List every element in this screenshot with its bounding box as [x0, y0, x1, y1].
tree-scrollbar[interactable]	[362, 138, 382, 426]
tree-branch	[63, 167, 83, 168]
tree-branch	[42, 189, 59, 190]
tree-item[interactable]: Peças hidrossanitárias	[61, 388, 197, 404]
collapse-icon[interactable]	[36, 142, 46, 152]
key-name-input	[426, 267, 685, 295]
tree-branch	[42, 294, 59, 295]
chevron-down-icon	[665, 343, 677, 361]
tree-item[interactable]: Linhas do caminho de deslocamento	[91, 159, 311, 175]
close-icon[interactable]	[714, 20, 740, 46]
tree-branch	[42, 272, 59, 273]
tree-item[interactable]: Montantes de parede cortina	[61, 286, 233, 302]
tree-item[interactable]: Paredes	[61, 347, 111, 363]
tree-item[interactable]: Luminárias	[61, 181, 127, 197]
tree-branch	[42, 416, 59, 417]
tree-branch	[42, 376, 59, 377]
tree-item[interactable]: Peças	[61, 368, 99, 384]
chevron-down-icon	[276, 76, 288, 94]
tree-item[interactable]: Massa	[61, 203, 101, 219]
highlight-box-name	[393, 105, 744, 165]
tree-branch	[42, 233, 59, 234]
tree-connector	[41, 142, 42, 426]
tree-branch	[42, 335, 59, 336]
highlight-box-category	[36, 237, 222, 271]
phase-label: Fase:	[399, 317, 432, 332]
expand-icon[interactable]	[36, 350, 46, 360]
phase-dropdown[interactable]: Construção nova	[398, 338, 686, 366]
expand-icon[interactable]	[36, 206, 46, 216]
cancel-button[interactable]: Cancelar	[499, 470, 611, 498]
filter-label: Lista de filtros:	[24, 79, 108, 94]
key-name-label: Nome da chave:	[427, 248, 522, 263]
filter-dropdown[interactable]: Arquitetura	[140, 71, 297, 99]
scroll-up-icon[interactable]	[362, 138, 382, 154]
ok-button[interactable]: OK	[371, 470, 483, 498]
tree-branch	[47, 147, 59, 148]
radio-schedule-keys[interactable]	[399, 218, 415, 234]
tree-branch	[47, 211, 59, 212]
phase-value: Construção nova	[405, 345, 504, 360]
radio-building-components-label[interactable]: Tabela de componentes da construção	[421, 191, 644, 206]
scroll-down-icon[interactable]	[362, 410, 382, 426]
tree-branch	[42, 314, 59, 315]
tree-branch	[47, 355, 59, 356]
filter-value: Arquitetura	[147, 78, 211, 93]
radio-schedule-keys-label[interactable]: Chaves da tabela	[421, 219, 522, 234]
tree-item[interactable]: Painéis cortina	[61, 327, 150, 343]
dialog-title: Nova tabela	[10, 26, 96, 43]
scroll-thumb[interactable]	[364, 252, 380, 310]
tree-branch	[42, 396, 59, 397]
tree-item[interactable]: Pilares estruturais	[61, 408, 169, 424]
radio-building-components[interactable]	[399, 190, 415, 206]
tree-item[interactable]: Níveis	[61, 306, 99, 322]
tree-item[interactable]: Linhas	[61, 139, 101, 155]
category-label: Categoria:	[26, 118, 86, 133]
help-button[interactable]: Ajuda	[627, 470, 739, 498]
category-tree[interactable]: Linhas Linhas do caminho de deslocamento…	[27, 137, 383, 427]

* **YOUR OBJECTIVE**
Rewrite the items above, changing "tree-item" to "tree-node" wherever it appears and leaving everything else as it is.

* **TASK OUTPUT**
List every element in this screenshot with its bounding box as [x0, y0, x1, y1].
tree-scrollbar[interactable]	[362, 138, 382, 426]
tree-branch	[63, 167, 83, 168]
tree-branch	[42, 189, 59, 190]
tree-node[interactable]: Peças hidrossanitárias	[61, 388, 197, 404]
collapse-icon[interactable]	[36, 142, 46, 152]
key-name-input	[426, 267, 685, 295]
tree-branch	[42, 294, 59, 295]
chevron-down-icon	[665, 343, 677, 361]
tree-node[interactable]: Linhas do caminho de deslocamento	[91, 159, 311, 175]
close-icon[interactable]	[714, 20, 740, 46]
tree-branch	[42, 272, 59, 273]
tree-node[interactable]: Montantes de parede cortina	[61, 286, 233, 302]
tree-node[interactable]: Paredes	[61, 347, 111, 363]
tree-node[interactable]: Luminárias	[61, 181, 127, 197]
tree-branch	[42, 416, 59, 417]
tree-branch	[42, 376, 59, 377]
tree-node[interactable]: Peças	[61, 368, 99, 384]
chevron-down-icon	[276, 76, 288, 94]
tree-node[interactable]: Massa	[61, 203, 101, 219]
highlight-box-name	[393, 105, 744, 165]
tree-branch	[42, 233, 59, 234]
tree-connector	[41, 142, 42, 426]
tree-branch	[42, 335, 59, 336]
highlight-box-category	[36, 237, 222, 271]
phase-label: Fase:	[399, 317, 432, 332]
expand-icon[interactable]	[36, 350, 46, 360]
phase-dropdown[interactable]: Construção nova	[398, 338, 686, 366]
expand-icon[interactable]	[36, 206, 46, 216]
cancel-button[interactable]: Cancelar	[499, 470, 611, 498]
filter-label: Lista de filtros:	[24, 79, 108, 94]
key-name-label: Nome da chave:	[427, 248, 522, 263]
filter-dropdown[interactable]: Arquitetura	[140, 71, 297, 99]
scroll-up-icon[interactable]	[362, 138, 382, 154]
ok-button[interactable]: OK	[371, 470, 483, 498]
tree-branch	[47, 147, 59, 148]
radio-schedule-keys[interactable]	[399, 218, 415, 234]
tree-branch	[47, 211, 59, 212]
phase-value: Construção nova	[405, 345, 504, 360]
radio-building-components-label[interactable]: Tabela de componentes da construção	[421, 191, 644, 206]
scroll-down-icon[interactable]	[362, 410, 382, 426]
tree-branch	[42, 314, 59, 315]
tree-branch	[47, 355, 59, 356]
filter-value: Arquitetura	[147, 78, 211, 93]
radio-schedule-keys-label[interactable]: Chaves da tabela	[421, 219, 522, 234]
tree-node[interactable]: Painéis cortina	[61, 327, 150, 343]
dialog-title: Nova tabela	[10, 26, 96, 43]
scroll-thumb[interactable]	[364, 252, 380, 310]
tree-branch	[42, 396, 59, 397]
tree-node[interactable]: Pilares estruturais	[61, 408, 169, 424]
radio-building-components[interactable]	[399, 190, 415, 206]
tree-node[interactable]: Níveis	[61, 306, 99, 322]
tree-node[interactable]: Linhas	[61, 139, 101, 155]
category-label: Categoria:	[26, 118, 86, 133]
help-button[interactable]: Ajuda	[627, 470, 739, 498]
category-tree[interactable]: Linhas Linhas do caminho de deslocamento…	[27, 137, 383, 427]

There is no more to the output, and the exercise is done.